◆ DATA FOR PROCESSING
=-=-=-=-=
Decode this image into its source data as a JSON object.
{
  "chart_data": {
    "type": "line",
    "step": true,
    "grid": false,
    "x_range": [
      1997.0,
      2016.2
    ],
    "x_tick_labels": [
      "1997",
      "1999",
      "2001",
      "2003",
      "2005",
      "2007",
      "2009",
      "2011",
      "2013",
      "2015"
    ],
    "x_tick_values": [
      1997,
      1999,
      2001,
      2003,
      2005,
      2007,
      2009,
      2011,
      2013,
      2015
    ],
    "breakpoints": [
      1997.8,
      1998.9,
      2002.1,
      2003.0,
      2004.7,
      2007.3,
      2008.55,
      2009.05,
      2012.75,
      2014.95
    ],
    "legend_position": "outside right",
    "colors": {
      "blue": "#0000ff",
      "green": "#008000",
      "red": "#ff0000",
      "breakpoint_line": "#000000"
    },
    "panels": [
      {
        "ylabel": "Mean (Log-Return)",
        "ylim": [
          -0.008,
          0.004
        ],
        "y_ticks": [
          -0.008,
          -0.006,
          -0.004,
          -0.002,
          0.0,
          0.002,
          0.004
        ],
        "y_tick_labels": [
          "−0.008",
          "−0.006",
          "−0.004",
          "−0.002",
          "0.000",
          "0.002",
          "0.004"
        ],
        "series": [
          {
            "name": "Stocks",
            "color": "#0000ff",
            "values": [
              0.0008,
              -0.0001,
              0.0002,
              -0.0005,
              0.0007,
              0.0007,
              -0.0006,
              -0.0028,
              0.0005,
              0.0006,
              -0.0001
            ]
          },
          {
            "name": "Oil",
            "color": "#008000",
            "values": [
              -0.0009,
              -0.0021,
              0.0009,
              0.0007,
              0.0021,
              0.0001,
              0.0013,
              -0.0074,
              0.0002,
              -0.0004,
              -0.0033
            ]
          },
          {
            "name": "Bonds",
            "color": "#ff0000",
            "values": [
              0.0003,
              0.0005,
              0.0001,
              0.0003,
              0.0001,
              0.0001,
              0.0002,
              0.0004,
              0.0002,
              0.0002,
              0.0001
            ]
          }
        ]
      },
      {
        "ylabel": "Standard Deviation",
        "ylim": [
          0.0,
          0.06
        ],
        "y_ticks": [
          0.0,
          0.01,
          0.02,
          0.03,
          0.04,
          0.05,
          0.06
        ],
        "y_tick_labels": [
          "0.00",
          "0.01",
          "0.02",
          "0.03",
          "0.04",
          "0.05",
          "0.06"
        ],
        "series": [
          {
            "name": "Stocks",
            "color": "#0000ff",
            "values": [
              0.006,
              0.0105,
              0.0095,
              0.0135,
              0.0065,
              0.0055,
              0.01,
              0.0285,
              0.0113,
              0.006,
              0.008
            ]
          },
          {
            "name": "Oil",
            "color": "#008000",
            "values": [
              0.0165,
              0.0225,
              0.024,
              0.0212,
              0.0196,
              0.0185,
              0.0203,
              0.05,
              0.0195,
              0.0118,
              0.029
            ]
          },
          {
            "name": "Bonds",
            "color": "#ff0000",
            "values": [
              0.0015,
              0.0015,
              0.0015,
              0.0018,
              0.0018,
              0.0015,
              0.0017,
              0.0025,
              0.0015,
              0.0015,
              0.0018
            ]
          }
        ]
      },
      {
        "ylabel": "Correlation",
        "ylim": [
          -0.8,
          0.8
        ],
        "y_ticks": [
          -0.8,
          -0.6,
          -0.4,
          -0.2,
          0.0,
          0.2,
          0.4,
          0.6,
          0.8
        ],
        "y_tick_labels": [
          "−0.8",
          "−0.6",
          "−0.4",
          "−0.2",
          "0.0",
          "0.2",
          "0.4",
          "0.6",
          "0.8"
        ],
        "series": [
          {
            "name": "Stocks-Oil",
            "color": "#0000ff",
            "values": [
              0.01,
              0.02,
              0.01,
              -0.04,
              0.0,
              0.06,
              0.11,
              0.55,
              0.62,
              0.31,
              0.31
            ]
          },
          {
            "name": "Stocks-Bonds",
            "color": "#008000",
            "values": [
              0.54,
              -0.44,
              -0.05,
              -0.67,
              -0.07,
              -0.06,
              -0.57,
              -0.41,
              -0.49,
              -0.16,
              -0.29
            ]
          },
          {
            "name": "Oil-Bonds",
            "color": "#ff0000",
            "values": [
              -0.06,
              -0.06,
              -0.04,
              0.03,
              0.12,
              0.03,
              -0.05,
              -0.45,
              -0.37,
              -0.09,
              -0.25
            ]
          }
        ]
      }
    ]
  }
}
=-=-=-=-=
◆ WHAT YOU SHOULD DO
Repeat all the entries exactly as given.

◆ EXERCISE ANSWER
Decode this image into its source data as a JSON object.
{
  "chart_data": {
    "type": "line",
    "step": true,
    "grid": false,
    "x_range": [
      1997.0,
      2016.2
    ],
    "x_tick_labels": [
      "1997",
      "1999",
      "2001",
      "2003",
      "2005",
      "2007",
      "2009",
      "2011",
      "2013",
      "2015"
    ],
    "x_tick_values": [
      1997,
      1999,
      2001,
      2003,
      2005,
      2007,
      2009,
      2011,
      2013,
      2015
    ],
    "breakpoints": [
      1997.8,
      1998.9,
      2002.1,
      2003.0,
      2004.7,
      2007.3,
      2008.55,
      2009.05,
      2012.75,
      2014.95
    ],
    "legend_position": "outside right",
    "colors": {
      "blue": "#0000ff",
      "green": "#008000",
      "red": "#ff0000",
      "breakpoint_line": "#000000"
    },
    "panels": [
      {
        "ylabel": "Mean (Log-Return)",
        "ylim": [
          -0.008,
          0.004
        ],
        "y_ticks": [
          -0.008,
          -0.006,
          -0.004,
          -0.002,
          0.0,
          0.002,
          0.004
        ],
        "y_tick_labels": [
          "−0.008",
          "−0.006",
          "−0.004",
          "−0.002",
          "0.000",
          "0.002",
          "0.004"
        ],
        "series": [
          {
            "name": "Stocks",
            "color": "#0000ff",
            "values": [
              0.0008,
              -0.0001,
              0.0002,
              -0.0005,
              0.0007,
              0.0007,
              -0.0006,
              -0.0028,
              0.0005,
              0.0006,
              -0.0001
            ]
          },
          {
            "name": "Oil",
            "color": "#008000",
            "values": [
              -0.0009,
              -0.0021,
              0.0009,
              0.0007,
              0.0021,
              0.0001,
              0.0013,
              -0.0074,
              0.0002,
              -0.0004,
              -0.0033
            ]
          },
          {
            "name": "Bonds",
            "color": "#ff0000",
            "values": [
              0.0003,
              0.0005,
              0.0001,
              0.0003,
              0.0001,
              0.0001,
              0.0002,
              0.0004,
              0.0002,
              0.0002,
              0.0001
            ]
          }
        ]
      },
      {
        "ylabel": "Standard Deviation",
        "ylim": [
          0.0,
          0.06
        ],
        "y_ticks": [
          0.0,
          0.01,
          0.02,
          0.03,
          0.04,
          0.05,
          0.06
        ],
        "y_tick_labels": [
          "0.00",
          "0.01",
          "0.02",
          "0.03",
          "0.04",
          "0.05",
          "0.06"
        ],
        "series": [
          {
            "name": "Stocks",
            "color": "#0000ff",
            "values": [
              0.006,
              0.0105,
              0.0095,
              0.0135,
              0.0065,
              0.0055,
              0.01,
              0.0285,
              0.0113,
              0.006,
              0.008
            ]
          },
          {
            "name": "Oil",
            "color": "#008000",
            "values": [
              0.0165,
              0.0225,
              0.024,
              0.0212,
              0.0196,
              0.0185,
              0.0203,
              0.05,
              0.0195,
              0.0118,
              0.029
            ]
          },
          {
            "name": "Bonds",
            "color": "#ff0000",
            "values": [
              0.0015,
              0.0015,
              0.0015,
              0.0018,
              0.0018,
              0.0015,
              0.0017,
              0.0025,
              0.0015,
              0.0015,
              0.0018
            ]
          }
        ]
      },
      {
        "ylabel": "Correlation",
        "ylim": [
          -0.8,
          0.8
        ],
        "y_ticks": [
          -0.8,
          -0.6,
          -0.4,
          -0.2,
          0.0,
          0.2,
          0.4,
          0.6,
          0.8
        ],
        "y_tick_labels": [
          "−0.8",
          "−0.6",
          "−0.4",
          "−0.2",
          "0.0",
          "0.2",
          "0.4",
          "0.6",
          "0.8"
        ],
        "series": [
          {
            "name": "Stocks-Oil",
            "color": "#0000ff",
            "values": [
              0.01,
              0.02,
              0.01,
              -0.04,
              0.0,
              0.06,
              0.11,
              0.55,
              0.62,
              0.31,
              0.31
            ]
          },
          {
            "name": "Stocks-Bonds",
            "color": "#008000",
            "values": [
              0.54,
              -0.44,
              -0.05,
              -0.67,
              -0.07,
              -0.06,
              -0.57,
              -0.41,
              -0.49,
              -0.16,
              -0.29
            ]
          },
          {
            "name": "Oil-Bonds",
            "color": "#ff0000",
            "values": [
              -0.06,
              -0.06,
              -0.04,
              0.03,
              0.12,
              0.03,
              -0.05,
              -0.45,
              -0.37,
              -0.09,
              -0.25
            ]
          }
        ]
      }
    ]
  }
}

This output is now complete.